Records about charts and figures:

□ □ □ □ □

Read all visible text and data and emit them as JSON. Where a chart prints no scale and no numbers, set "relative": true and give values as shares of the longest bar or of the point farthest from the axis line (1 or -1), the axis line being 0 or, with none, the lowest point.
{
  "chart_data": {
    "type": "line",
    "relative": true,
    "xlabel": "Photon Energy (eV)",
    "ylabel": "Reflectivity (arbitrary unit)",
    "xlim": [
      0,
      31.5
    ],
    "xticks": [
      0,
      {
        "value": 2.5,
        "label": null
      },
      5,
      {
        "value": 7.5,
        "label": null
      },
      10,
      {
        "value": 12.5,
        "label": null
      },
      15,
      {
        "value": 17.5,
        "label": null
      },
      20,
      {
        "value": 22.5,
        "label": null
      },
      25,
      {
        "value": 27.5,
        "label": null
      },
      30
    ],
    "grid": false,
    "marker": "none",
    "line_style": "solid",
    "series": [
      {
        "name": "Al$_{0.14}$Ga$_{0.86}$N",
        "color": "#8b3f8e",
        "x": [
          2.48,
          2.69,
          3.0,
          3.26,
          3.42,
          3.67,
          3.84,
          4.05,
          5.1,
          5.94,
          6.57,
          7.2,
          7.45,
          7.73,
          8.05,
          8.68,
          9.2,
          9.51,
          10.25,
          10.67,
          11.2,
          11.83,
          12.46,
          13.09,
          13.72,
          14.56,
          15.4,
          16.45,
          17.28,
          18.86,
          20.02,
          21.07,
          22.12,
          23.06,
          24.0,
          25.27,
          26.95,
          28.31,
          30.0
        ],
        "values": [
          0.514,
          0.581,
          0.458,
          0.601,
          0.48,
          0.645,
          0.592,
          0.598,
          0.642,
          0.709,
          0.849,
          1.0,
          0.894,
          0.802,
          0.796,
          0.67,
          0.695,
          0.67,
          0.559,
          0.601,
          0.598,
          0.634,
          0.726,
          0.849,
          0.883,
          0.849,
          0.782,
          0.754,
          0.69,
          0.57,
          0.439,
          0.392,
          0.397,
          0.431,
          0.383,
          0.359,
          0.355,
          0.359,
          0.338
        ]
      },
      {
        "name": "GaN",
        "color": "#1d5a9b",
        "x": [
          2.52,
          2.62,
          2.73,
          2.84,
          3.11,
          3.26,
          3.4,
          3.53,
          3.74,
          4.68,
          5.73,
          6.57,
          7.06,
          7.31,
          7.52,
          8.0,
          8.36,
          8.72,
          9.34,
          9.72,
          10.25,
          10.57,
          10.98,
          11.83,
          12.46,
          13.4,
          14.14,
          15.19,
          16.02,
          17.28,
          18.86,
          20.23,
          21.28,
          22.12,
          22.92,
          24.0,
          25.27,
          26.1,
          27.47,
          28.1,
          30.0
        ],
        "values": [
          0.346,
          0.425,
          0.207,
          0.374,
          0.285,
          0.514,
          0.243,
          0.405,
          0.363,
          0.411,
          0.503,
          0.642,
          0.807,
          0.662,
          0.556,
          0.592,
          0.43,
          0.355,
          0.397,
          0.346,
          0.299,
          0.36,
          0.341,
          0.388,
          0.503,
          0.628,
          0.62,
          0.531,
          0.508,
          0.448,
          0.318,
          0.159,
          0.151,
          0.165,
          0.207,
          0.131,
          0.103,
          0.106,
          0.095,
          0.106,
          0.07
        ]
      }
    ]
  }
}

□ □ □ □ □

• **Written request**:
Quote every record above exactly.

• **Solution for this problem**:
Read all visible text and data and emit them as JSON. Where a chart prints no scale and no numbers, set "relative": true and give values as shares of the longest bar or of the point farthest from the axis line (1 or -1), the axis line being 0 or, with none, the lowest point.
{
  "chart_data": {
    "type": "line",
    "relative": true,
    "xlabel": "Photon Energy (eV)",
    "ylabel": "Reflectivity (arbitrary unit)",
    "xlim": [
      0,
      31.5
    ],
    "xticks": [
      0,
      {
        "value": 2.5,
        "label": null
      },
      5,
      {
        "value": 7.5,
        "label": null
      },
      10,
      {
        "value": 12.5,
        "label": null
      },
      15,
      {
        "value": 17.5,
        "label": null
      },
      20,
      {
        "value": 22.5,
        "label": null
      },
      25,
      {
        "value": 27.5,
        "label": null
      },
      30
    ],
    "grid": false,
    "marker": "none",
    "line_style": "solid",
    "series": [
      {
        "name": "Al$_{0.14}$Ga$_{0.86}$N",
        "color": "#8b3f8e",
        "x": [
          2.48,
          2.69,
          3.0,
          3.26,
          3.42,
          3.67,
          3.84,
          4.05,
          5.1,
          5.94,
          6.57,
          7.2,
          7.45,
          7.73,
          8.05,
          8.68,
          9.2,
          9.51,
          10.25,
          10.67,
          11.2,
          11.83,
          12.46,
          13.09,
          13.72,
          14.56,
          15.4,
          16.45,
          17.28,
          18.86,
          20.02,
          21.07,
          22.12,
          23.06,
          24.0,
          25.27,
          26.95,
          28.31,
          30.0
        ],
        "values": [
          0.514,
          0.581,
          0.458,
          0.601,
          0.48,
          0.645,
          0.592,
          0.598,
          0.642,
          0.709,
          0.849,
          1.0,
          0.894,
          0.802,
          0.796,
          0.67,
          0.695,
          0.67,
          0.559,
          0.601,
          0.598,
          0.634,
          0.726,
          0.849,
          0.883,
          0.849,
          0.782,
          0.754,
          0.69,
          0.57,
          0.439,
          0.392,
          0.397,
          0.431,
          0.383,
          0.359,
          0.355,
          0.359,
          0.338
        ]
      },
      {
        "name": "GaN",
        "color": "#1d5a9b",
        "x": [
          2.52,
          2.62,
          2.73,
          2.84,
          3.11,
          3.26,
          3.4,
          3.53,
          3.74,
          4.68,
          5.73,
          6.57,
          7.06,
          7.31,
          7.52,
          8.0,
          8.36,
          8.72,
          9.34,
          9.72,
          10.25,
          10.57,
          10.98,
          11.83,
          12.46,
          13.4,
          14.14,
          15.19,
          16.02,
          17.28,
          18.86,
          20.23,
          21.28,
          22.12,
          22.92,
          24.0,
          25.27,
          26.1,
          27.47,
          28.1,
          30.0
        ],
        "values": [
          0.346,
          0.425,
          0.207,
          0.374,
          0.285,
          0.514,
          0.243,
          0.405,
          0.363,
          0.411,
          0.503,
          0.642,
          0.807,
          0.662,
          0.556,
          0.592,
          0.43,
          0.355,
          0.397,
          0.346,
          0.299,
          0.36,
          0.341,
          0.388,
          0.503,
          0.628,
          0.62,
          0.531,
          0.508,
          0.448,
          0.318,
          0.159,
          0.151,
          0.165,
          0.207,
          0.131,
          0.103,
          0.106,
          0.095,
          0.106,
          0.07
        ]
      }
    ]
  }
}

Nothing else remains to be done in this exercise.